Exercise directions =
Each entry below is to be written out exactly, and the pictures are to be left out.

Raw data =
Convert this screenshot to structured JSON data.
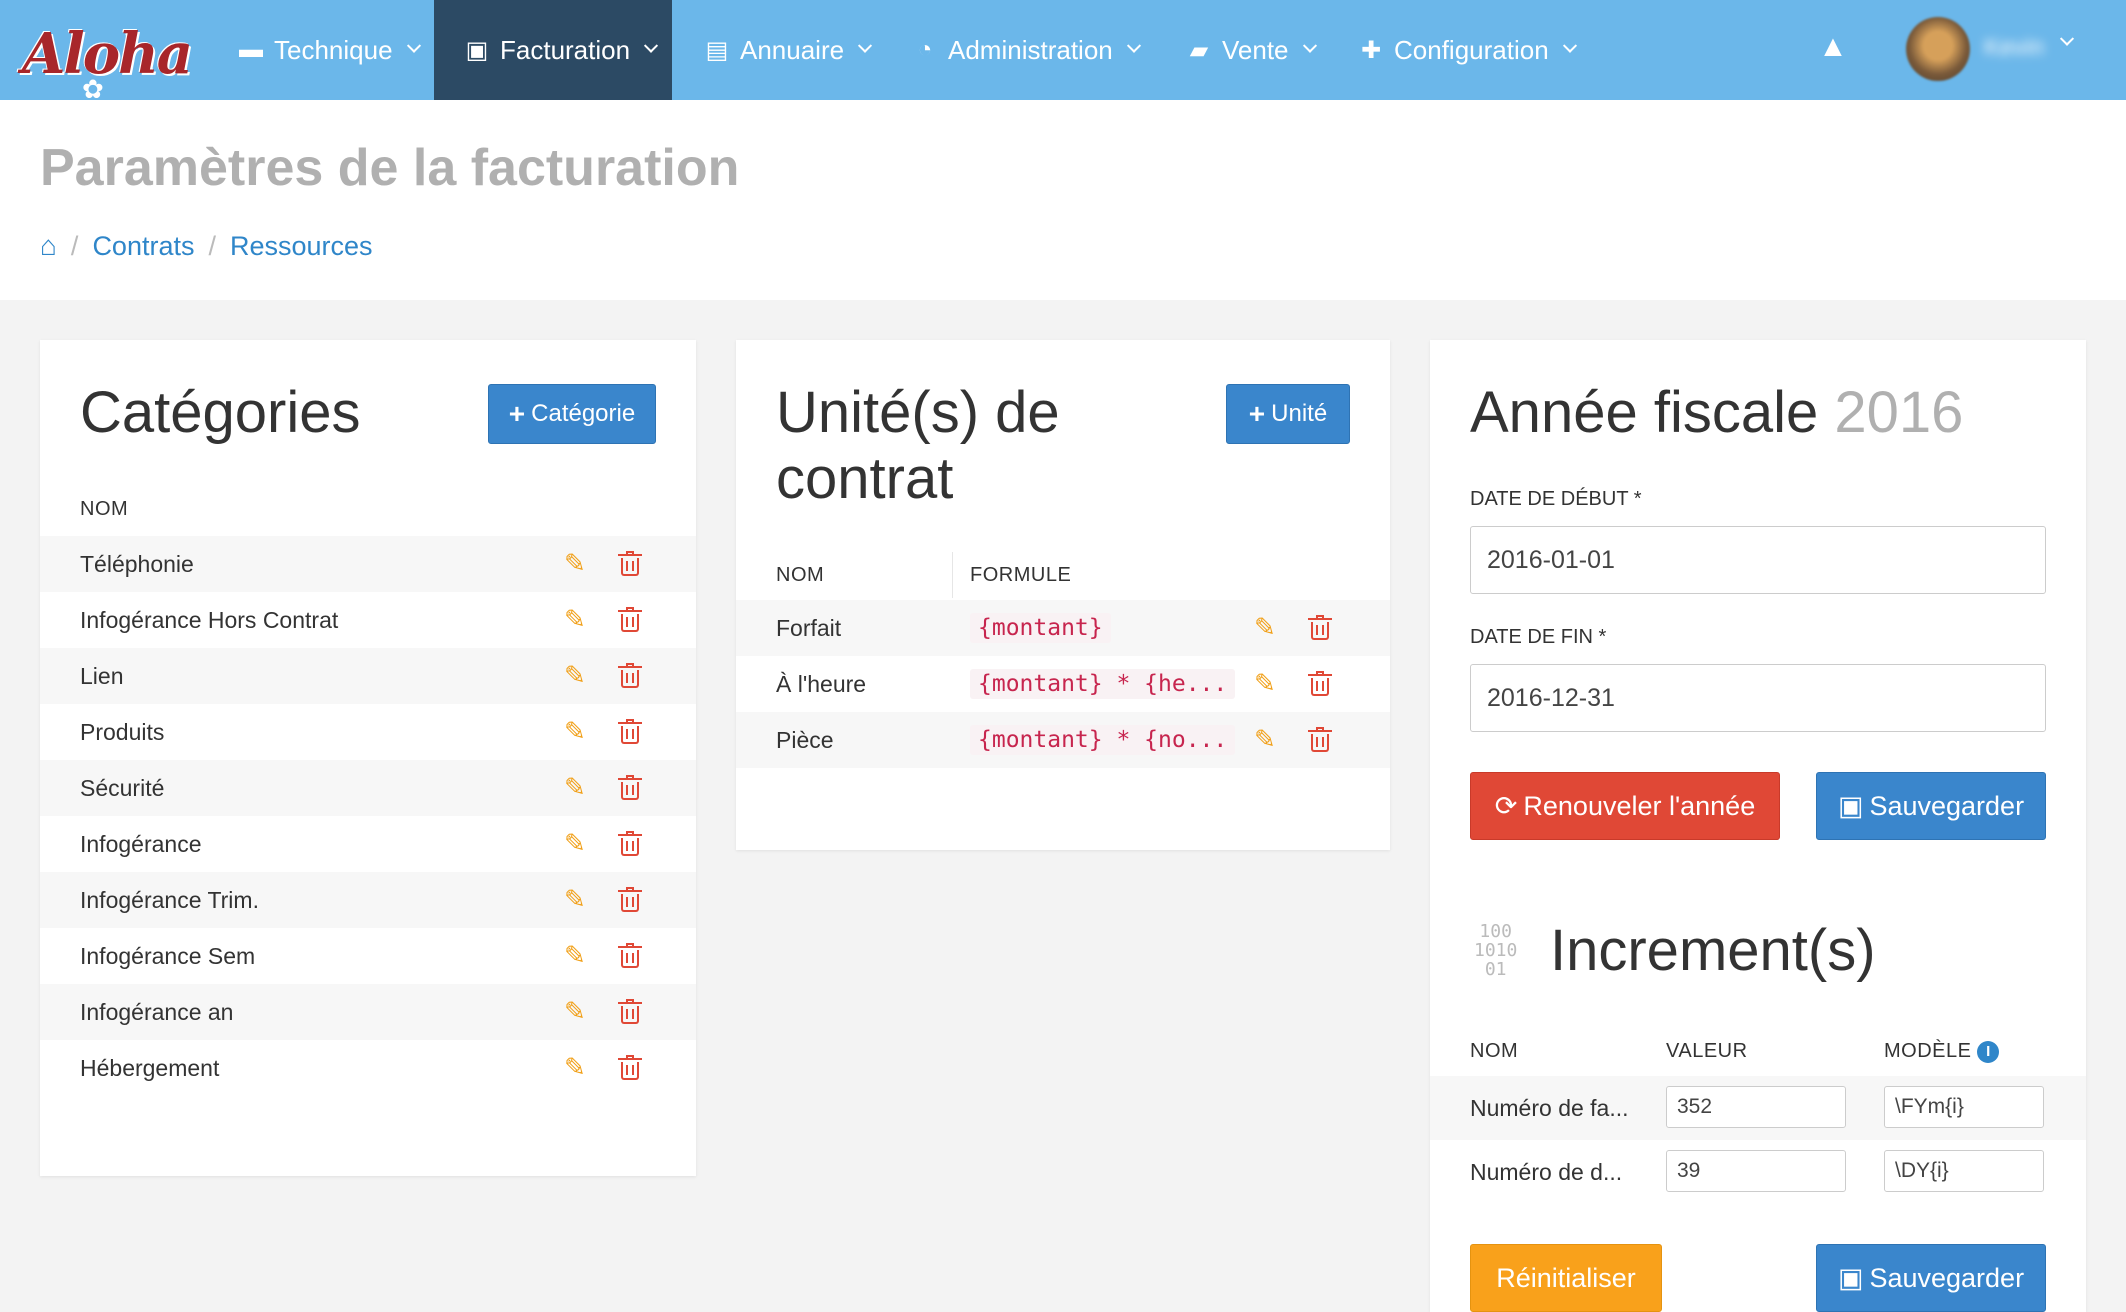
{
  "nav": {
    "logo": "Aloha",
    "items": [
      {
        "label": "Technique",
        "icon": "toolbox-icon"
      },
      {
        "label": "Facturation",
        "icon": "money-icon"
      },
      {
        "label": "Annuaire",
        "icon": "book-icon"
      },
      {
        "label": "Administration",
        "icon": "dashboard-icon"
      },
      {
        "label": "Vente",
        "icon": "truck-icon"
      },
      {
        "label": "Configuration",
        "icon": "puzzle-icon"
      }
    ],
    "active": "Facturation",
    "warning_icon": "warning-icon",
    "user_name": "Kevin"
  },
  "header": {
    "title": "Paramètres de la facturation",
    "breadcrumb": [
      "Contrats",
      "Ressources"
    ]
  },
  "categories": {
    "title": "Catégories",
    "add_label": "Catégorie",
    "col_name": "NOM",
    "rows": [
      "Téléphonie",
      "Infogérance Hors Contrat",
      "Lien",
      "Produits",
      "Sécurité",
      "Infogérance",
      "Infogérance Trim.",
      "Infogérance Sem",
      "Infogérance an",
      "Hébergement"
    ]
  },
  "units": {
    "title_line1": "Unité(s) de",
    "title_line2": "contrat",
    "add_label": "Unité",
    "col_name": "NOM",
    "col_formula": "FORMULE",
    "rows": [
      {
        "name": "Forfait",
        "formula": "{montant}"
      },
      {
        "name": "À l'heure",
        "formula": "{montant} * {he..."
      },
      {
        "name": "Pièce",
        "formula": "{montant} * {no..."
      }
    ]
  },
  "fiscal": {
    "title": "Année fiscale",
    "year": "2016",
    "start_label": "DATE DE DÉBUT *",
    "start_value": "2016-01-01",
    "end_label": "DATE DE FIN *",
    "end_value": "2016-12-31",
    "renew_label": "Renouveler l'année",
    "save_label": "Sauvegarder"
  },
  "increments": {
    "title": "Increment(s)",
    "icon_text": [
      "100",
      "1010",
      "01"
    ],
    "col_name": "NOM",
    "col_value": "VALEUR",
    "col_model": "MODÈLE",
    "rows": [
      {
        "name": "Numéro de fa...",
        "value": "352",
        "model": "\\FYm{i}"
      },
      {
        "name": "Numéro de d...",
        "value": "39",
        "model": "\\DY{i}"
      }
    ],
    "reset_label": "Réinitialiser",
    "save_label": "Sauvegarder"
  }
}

Solution below =
Convert this screenshot to structured JSON data.
{
  "nav": {
    "logo": "Aloha",
    "items": [
      {
        "label": "Technique",
        "icon": "toolbox-icon"
      },
      {
        "label": "Facturation",
        "icon": "money-icon"
      },
      {
        "label": "Annuaire",
        "icon": "book-icon"
      },
      {
        "label": "Administration",
        "icon": "dashboard-icon"
      },
      {
        "label": "Vente",
        "icon": "truck-icon"
      },
      {
        "label": "Configuration",
        "icon": "puzzle-icon"
      }
    ],
    "active": "Facturation",
    "warning_icon": "warning-icon",
    "user_name": "Kevin"
  },
  "header": {
    "title": "Paramètres de la facturation",
    "breadcrumb": [
      "Contrats",
      "Ressources"
    ]
  },
  "categories": {
    "title": "Catégories",
    "add_label": "Catégorie",
    "col_name": "NOM",
    "rows": [
      "Téléphonie",
      "Infogérance Hors Contrat",
      "Lien",
      "Produits",
      "Sécurité",
      "Infogérance",
      "Infogérance Trim.",
      "Infogérance Sem",
      "Infogérance an",
      "Hébergement"
    ]
  },
  "units": {
    "title_line1": "Unité(s) de",
    "title_line2": "contrat",
    "add_label": "Unité",
    "col_name": "NOM",
    "col_formula": "FORMULE",
    "rows": [
      {
        "name": "Forfait",
        "formula": "{montant}"
      },
      {
        "name": "À l'heure",
        "formula": "{montant} * {he..."
      },
      {
        "name": "Pièce",
        "formula": "{montant} * {no..."
      }
    ]
  },
  "fiscal": {
    "title": "Année fiscale",
    "year": "2016",
    "start_label": "DATE DE DÉBUT *",
    "start_value": "2016-01-01",
    "end_label": "DATE DE FIN *",
    "end_value": "2016-12-31",
    "renew_label": "Renouveler l'année",
    "save_label": "Sauvegarder"
  },
  "increments": {
    "title": "Increment(s)",
    "icon_text": [
      "100",
      "1010",
      "01"
    ],
    "col_name": "NOM",
    "col_value": "VALEUR",
    "col_model": "MODÈLE",
    "rows": [
      {
        "name": "Numéro de fa...",
        "value": "352",
        "model": "\\FYm{i}"
      },
      {
        "name": "Numéro de d...",
        "value": "39",
        "model": "\\DY{i}"
      }
    ],
    "reset_label": "Réinitialiser",
    "save_label": "Sauvegarder"
  }
}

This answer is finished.